▶ _DIRECTIONS FOR THIS TASK_
What you return must be every line below that includes the word "continental".

[[ DATA PROVIDED open ]]

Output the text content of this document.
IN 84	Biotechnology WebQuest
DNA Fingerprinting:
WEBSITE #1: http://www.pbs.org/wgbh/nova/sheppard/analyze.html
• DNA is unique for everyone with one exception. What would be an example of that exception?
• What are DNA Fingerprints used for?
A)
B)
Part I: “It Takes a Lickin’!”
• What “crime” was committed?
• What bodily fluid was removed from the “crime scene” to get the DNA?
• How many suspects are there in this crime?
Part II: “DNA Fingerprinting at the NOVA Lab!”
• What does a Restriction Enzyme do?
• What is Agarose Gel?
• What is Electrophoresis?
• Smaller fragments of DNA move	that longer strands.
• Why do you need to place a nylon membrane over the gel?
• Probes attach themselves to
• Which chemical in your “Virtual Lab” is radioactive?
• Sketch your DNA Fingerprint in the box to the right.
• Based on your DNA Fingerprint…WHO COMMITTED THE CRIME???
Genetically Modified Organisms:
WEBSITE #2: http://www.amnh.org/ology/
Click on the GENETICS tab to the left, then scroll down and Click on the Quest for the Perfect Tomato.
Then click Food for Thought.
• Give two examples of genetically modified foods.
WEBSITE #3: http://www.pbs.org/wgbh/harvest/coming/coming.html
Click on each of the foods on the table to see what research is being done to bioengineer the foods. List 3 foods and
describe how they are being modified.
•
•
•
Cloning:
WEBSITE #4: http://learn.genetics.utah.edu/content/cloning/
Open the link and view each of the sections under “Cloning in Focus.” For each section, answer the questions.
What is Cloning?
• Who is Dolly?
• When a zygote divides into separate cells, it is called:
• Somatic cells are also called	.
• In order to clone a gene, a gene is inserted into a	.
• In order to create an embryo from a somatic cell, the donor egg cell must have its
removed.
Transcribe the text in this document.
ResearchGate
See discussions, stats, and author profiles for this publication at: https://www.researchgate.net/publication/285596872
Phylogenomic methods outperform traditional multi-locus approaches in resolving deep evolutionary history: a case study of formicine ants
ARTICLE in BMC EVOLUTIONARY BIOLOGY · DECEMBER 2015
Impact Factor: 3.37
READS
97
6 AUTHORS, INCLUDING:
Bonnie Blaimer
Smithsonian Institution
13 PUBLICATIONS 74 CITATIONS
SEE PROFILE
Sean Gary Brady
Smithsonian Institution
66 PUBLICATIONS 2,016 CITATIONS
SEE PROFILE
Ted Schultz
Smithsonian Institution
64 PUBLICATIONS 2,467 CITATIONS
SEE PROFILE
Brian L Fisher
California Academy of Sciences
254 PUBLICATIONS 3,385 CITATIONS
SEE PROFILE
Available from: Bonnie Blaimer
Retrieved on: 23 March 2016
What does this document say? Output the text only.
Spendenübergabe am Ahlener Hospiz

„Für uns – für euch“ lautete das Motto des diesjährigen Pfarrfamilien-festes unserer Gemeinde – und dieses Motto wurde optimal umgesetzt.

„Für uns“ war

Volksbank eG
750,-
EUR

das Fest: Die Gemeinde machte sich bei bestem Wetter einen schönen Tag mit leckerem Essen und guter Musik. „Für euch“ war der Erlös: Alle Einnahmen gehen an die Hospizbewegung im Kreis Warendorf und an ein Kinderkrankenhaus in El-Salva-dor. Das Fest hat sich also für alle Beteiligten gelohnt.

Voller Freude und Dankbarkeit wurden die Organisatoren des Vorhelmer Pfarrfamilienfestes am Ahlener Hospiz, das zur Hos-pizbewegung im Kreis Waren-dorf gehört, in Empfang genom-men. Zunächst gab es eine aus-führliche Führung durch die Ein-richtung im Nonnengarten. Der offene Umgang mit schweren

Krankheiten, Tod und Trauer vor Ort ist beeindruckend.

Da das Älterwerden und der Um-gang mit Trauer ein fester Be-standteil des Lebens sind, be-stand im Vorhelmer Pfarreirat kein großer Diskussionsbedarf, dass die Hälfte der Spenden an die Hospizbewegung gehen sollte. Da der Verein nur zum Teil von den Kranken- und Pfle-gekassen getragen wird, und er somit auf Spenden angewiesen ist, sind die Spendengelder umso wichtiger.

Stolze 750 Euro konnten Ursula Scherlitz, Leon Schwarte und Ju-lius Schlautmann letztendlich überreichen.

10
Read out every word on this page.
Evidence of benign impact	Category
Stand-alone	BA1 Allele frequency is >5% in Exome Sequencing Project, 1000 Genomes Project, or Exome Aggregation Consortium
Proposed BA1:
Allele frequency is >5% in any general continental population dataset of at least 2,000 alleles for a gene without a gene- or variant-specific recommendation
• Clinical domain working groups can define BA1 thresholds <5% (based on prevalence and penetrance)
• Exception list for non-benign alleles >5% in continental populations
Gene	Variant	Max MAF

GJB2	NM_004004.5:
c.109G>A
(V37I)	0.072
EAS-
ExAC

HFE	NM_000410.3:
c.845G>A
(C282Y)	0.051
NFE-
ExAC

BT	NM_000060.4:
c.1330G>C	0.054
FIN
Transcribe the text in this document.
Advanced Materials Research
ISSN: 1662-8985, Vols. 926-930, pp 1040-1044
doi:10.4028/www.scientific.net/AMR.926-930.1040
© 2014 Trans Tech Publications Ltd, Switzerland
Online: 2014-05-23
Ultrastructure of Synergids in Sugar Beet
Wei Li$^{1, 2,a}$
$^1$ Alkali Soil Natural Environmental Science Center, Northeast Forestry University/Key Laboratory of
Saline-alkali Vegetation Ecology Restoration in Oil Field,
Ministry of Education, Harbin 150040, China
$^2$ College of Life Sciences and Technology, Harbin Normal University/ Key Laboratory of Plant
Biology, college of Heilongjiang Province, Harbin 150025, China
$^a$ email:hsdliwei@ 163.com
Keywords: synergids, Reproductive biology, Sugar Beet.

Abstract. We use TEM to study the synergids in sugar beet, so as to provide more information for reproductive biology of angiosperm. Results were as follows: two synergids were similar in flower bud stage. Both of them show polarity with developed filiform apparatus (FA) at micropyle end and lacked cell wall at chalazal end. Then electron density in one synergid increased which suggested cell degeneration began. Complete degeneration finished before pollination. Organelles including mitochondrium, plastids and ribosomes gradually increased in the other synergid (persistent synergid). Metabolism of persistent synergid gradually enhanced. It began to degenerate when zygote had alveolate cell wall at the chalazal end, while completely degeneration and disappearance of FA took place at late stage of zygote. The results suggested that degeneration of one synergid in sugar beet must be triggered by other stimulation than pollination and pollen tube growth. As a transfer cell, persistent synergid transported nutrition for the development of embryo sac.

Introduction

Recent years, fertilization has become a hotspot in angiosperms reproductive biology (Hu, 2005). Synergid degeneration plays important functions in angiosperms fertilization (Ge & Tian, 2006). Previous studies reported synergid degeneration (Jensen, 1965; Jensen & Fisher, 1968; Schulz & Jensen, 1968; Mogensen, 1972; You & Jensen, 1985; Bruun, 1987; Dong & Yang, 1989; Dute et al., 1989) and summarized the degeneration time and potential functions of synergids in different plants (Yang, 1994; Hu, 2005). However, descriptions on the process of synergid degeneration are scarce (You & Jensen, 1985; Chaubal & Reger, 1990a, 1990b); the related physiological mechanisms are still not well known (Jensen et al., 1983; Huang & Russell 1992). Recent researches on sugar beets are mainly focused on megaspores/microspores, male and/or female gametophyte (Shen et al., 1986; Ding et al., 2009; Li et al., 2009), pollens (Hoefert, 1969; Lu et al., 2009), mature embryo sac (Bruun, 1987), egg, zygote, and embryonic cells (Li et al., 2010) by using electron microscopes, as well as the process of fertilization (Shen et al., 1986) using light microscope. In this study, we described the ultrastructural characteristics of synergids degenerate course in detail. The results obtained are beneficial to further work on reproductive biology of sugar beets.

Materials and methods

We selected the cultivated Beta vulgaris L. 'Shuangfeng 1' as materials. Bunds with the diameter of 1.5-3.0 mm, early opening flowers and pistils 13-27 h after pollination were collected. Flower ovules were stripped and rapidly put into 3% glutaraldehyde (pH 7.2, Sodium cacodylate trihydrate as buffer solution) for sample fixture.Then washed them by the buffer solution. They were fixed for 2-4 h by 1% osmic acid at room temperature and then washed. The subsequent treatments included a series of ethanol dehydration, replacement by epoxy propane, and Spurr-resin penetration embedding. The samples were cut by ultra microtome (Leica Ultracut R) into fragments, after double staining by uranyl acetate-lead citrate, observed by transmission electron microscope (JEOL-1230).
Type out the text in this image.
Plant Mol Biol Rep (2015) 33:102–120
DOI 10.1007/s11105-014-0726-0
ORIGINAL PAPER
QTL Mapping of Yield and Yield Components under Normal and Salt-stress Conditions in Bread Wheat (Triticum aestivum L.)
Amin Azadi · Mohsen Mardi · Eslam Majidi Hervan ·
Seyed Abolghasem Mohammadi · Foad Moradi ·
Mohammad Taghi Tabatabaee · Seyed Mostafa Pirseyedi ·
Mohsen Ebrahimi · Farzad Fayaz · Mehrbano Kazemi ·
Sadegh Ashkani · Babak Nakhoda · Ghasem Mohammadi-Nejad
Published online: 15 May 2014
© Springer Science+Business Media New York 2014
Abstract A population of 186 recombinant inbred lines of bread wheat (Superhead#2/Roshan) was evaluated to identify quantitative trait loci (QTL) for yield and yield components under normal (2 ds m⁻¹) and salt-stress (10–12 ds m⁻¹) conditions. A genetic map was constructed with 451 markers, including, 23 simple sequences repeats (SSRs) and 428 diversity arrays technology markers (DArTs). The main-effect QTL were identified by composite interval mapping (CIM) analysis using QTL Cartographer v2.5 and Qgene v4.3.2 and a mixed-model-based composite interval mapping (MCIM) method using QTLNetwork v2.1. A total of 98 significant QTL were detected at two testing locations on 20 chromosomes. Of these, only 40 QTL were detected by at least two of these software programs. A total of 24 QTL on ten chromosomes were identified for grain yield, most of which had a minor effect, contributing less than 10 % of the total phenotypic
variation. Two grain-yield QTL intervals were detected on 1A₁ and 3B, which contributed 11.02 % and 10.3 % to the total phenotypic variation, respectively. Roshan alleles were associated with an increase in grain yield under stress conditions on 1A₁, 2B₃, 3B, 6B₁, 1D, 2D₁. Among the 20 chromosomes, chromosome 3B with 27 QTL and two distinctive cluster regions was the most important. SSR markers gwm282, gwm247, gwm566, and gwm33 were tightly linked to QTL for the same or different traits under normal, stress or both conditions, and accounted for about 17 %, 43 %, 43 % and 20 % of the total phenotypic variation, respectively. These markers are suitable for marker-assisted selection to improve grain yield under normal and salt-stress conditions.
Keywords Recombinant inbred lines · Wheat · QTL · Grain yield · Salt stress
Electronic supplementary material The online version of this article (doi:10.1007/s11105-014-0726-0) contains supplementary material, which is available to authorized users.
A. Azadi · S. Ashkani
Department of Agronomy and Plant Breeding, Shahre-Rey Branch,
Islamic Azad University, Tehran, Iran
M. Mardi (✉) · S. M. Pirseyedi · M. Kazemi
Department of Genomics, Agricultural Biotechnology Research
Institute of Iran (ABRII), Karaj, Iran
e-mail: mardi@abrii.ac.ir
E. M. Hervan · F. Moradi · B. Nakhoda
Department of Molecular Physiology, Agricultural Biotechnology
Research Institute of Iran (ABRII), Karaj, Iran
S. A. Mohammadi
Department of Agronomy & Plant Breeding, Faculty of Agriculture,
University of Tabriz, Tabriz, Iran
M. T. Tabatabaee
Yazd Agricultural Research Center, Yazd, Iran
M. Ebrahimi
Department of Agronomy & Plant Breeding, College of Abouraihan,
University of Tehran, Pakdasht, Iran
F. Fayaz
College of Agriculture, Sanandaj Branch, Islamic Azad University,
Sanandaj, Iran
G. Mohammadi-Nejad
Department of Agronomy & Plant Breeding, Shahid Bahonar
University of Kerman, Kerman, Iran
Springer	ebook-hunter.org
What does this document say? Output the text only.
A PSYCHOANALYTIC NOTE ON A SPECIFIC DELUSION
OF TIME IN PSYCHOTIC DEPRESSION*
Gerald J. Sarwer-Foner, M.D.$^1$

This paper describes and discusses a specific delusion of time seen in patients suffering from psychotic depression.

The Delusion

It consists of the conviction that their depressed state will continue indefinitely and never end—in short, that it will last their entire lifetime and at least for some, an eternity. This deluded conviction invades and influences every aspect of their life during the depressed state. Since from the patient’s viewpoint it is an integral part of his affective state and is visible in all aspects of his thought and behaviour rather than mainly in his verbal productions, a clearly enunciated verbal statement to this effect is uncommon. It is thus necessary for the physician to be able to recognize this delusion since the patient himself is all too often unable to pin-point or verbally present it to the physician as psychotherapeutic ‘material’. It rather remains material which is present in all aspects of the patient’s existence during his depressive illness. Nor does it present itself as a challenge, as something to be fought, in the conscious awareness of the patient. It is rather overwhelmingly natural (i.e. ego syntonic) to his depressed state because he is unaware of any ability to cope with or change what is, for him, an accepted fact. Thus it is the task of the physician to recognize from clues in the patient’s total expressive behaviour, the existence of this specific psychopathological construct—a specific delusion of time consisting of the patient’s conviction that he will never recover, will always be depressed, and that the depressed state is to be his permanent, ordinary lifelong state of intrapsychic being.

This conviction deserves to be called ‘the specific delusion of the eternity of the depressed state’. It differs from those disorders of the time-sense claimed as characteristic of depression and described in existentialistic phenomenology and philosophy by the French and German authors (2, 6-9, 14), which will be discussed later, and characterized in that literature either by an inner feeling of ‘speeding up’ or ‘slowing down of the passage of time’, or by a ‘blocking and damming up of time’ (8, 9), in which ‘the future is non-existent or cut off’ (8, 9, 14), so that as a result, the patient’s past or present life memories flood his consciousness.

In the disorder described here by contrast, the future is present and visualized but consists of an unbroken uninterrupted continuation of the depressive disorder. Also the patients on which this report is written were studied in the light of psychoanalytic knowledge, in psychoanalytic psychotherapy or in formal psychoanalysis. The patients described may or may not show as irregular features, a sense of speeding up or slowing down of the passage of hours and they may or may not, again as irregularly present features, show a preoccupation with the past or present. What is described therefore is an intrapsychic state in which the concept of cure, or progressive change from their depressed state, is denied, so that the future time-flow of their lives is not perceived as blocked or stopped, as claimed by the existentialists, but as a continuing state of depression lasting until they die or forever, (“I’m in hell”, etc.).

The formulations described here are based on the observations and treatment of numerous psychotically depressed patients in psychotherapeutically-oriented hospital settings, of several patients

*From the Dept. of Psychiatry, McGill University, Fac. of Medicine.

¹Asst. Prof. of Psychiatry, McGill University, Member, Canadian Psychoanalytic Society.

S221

[[ DATA PROVIDED closed ]]

▶ _TASK ANSWER_
Allele frequency is >5% in any general continental population dataset of at least 2,000 alleles for a gene without a gene- or variant-specific recommendation
• Exception list for non-benign alleles >5% in continental populations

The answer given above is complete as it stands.